>> start

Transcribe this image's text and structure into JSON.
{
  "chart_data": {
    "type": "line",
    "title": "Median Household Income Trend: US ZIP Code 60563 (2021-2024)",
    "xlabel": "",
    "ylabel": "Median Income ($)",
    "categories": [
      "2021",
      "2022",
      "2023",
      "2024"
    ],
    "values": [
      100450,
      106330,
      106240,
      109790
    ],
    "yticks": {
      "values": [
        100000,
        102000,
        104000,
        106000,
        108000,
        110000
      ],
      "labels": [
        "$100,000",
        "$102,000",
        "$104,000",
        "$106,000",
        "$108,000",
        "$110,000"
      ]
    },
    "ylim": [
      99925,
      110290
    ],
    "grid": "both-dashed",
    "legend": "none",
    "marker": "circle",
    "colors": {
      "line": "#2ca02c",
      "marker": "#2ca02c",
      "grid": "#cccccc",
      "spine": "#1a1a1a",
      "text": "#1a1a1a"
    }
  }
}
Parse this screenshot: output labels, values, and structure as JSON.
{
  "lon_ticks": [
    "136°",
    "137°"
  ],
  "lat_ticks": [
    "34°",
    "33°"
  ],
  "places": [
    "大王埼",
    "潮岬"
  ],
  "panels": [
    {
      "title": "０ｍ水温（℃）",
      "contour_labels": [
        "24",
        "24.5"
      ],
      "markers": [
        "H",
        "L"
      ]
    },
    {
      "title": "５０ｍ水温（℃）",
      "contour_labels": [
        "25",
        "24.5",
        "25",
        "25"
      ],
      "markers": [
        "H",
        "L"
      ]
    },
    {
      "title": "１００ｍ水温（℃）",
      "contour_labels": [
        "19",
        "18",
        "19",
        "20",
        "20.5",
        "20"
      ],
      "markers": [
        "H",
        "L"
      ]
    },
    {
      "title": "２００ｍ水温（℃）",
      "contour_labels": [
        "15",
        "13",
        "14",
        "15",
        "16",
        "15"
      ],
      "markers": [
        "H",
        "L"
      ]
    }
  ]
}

>> end

_GIVEN REQUEST_:
Quote the listing in full, please, keeping every line exact.

_WRITTEN ANSWER_:
Transcribe this image's text and structure into JSON.
{
  "chart_data": {
    "type": "line",
    "title": "Median Household Income Trend: US ZIP Code 60563 (2021-2024)",
    "xlabel": "",
    "ylabel": "Median Income ($)",
    "categories": [
      "2021",
      "2022",
      "2023",
      "2024"
    ],
    "values": [
      100450,
      106330,
      106240,
      109790
    ],
    "yticks": {
      "values": [
        100000,
        102000,
        104000,
        106000,
        108000,
        110000
      ],
      "labels": [
        "$100,000",
        "$102,000",
        "$104,000",
        "$106,000",
        "$108,000",
        "$110,000"
      ]
    },
    "ylim": [
      99925,
      110290
    ],
    "grid": "both-dashed",
    "legend": "none",
    "marker": "circle",
    "colors": {
      "line": "#2ca02c",
      "marker": "#2ca02c",
      "grid": "#cccccc",
      "spine": "#1a1a1a",
      "text": "#1a1a1a"
    }
  }
}
Parse this screenshot: output labels, values, and structure as JSON.
{
  "lon_ticks": [
    "136°",
    "137°"
  ],
  "lat_ticks": [
    "34°",
    "33°"
  ],
  "places": [
    "大王埼",
    "潮岬"
  ],
  "panels": [
    {
      "title": "０ｍ水温（℃）",
      "contour_labels": [
        "24",
        "24.5"
      ],
      "markers": [
        "H",
        "L"
      ]
    },
    {
      "title": "５０ｍ水温（℃）",
      "contour_labels": [
        "25",
        "24.5",
        "25",
        "25"
      ],
      "markers": [
        "H",
        "L"
      ]
    },
    {
      "title": "１００ｍ水温（℃）",
      "contour_labels": [
        "19",
        "18",
        "19",
        "20",
        "20.5",
        "20"
      ],
      "markers": [
        "H",
        "L"
      ]
    },
    {
      "title": "２００ｍ水温（℃）",
      "contour_labels": [
        "15",
        "13",
        "14",
        "15",
        "16",
        "15"
      ],
      "markers": [
        "H",
        "L"
      ]
    }
  ]
}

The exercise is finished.